■ What to produce ■
Please list all lines of the material below in which the string "Longwave" occurs.

╭──

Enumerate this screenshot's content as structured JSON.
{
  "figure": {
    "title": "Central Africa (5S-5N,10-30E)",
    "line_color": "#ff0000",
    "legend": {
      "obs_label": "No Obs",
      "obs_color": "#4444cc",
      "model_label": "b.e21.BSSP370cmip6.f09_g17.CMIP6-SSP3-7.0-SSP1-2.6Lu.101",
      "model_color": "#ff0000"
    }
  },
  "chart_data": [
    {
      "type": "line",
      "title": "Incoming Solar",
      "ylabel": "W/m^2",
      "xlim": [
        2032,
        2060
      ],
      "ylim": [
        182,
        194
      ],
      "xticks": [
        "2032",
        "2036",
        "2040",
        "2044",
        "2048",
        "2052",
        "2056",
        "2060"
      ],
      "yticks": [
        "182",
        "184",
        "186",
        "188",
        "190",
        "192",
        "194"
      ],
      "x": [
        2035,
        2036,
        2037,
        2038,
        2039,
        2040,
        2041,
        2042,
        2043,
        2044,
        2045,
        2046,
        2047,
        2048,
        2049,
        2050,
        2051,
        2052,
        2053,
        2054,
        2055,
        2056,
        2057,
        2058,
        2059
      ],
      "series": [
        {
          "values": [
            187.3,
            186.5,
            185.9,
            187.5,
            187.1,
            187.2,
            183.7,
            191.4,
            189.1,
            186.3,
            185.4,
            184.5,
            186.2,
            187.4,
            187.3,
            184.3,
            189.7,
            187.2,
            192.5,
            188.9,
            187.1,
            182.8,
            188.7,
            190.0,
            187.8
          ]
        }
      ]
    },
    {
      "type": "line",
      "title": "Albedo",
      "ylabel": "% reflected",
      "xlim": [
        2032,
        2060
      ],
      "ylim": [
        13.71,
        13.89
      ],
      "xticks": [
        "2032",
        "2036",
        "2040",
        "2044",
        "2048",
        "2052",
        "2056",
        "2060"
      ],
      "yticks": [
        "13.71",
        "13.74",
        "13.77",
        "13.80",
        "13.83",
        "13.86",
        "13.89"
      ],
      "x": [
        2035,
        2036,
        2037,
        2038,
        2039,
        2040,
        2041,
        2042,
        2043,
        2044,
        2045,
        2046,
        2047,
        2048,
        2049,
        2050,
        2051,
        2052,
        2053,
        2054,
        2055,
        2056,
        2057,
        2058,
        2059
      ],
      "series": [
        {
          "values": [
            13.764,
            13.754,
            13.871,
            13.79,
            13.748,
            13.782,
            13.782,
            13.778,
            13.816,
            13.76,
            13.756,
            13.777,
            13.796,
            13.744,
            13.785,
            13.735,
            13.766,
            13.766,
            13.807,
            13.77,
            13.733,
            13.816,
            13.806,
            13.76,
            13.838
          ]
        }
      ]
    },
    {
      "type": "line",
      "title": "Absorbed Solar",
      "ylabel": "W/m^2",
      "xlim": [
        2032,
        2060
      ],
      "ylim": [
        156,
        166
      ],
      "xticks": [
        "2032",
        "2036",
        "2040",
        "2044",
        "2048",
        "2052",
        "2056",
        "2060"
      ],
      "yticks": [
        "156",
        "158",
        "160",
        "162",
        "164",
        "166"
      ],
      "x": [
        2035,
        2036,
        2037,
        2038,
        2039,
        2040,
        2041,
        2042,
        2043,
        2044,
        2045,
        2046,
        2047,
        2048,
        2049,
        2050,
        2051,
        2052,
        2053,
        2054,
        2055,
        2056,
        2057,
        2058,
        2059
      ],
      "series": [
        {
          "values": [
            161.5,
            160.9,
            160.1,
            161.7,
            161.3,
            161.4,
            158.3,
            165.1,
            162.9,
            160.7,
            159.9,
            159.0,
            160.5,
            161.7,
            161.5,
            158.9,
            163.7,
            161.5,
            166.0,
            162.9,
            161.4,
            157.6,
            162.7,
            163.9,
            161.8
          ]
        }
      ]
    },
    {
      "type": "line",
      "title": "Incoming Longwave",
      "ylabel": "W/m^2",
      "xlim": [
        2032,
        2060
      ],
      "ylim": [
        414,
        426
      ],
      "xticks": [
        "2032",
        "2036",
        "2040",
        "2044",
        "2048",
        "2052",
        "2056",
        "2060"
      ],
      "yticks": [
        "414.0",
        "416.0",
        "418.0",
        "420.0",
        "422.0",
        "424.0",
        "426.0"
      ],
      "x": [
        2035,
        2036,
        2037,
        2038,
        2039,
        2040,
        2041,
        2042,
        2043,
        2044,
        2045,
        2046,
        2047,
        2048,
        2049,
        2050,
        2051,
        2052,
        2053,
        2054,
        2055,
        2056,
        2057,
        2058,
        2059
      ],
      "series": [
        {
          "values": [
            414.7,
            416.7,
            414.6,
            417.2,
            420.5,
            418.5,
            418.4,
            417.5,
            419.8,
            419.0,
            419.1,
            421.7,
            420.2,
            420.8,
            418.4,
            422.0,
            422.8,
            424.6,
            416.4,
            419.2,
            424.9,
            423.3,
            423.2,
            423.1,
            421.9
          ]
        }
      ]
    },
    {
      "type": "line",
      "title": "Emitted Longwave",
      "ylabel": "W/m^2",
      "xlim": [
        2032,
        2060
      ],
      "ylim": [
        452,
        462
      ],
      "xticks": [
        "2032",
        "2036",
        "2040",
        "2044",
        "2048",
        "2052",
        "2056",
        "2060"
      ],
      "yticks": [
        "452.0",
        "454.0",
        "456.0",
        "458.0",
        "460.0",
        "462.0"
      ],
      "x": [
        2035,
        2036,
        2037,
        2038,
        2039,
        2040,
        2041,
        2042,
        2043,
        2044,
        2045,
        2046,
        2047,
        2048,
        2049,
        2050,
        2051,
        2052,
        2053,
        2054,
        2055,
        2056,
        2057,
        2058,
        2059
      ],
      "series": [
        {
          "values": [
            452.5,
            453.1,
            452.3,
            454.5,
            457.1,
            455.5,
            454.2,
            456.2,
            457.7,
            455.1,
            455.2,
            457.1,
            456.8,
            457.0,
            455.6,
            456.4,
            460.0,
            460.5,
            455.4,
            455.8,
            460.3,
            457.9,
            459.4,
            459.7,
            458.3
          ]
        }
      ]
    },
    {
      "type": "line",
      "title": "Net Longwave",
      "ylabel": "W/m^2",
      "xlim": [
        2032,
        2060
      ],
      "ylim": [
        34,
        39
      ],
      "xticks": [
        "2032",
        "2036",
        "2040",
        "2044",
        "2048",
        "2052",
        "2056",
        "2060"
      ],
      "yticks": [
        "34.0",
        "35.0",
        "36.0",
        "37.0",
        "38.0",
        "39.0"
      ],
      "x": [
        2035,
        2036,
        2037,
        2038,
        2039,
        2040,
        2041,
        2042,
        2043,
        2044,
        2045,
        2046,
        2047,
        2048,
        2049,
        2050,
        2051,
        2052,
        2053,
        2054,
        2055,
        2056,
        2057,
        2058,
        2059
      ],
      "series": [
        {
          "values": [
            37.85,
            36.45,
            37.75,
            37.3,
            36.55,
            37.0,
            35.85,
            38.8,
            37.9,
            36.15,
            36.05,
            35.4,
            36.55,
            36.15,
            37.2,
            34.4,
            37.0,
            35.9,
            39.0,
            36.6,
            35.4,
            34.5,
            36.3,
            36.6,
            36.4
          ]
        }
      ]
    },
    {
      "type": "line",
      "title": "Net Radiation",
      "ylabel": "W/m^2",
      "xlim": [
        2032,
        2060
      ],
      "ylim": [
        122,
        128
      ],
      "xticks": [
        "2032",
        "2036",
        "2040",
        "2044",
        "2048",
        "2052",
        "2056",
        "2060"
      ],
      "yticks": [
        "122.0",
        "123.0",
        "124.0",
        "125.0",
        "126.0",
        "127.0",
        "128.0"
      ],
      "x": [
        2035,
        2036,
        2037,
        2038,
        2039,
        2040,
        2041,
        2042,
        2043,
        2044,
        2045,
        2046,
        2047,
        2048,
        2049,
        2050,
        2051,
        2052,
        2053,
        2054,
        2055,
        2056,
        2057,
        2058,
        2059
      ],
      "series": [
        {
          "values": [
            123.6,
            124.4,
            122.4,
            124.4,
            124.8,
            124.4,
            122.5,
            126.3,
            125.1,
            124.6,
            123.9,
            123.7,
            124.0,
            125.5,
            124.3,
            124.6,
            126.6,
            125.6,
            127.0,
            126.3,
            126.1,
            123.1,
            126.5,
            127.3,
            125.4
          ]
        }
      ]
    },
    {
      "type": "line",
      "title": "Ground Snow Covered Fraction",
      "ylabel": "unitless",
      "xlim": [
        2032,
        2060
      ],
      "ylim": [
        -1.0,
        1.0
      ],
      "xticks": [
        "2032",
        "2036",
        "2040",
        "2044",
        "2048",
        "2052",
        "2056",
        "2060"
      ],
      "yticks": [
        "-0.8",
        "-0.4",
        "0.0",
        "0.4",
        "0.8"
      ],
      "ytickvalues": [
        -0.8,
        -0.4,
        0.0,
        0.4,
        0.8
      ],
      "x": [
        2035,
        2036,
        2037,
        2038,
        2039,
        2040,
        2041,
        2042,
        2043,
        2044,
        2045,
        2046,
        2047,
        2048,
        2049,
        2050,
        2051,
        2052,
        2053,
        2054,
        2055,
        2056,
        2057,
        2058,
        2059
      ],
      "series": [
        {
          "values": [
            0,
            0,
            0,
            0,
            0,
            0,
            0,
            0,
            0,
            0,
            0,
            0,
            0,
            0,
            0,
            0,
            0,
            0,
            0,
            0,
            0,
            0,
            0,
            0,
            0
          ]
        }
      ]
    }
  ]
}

╰──

■ Result of the exercise ■
      "title": "Incoming Longwave",
      "title": "Emitted Longwave",
      "title": "Net Longwave",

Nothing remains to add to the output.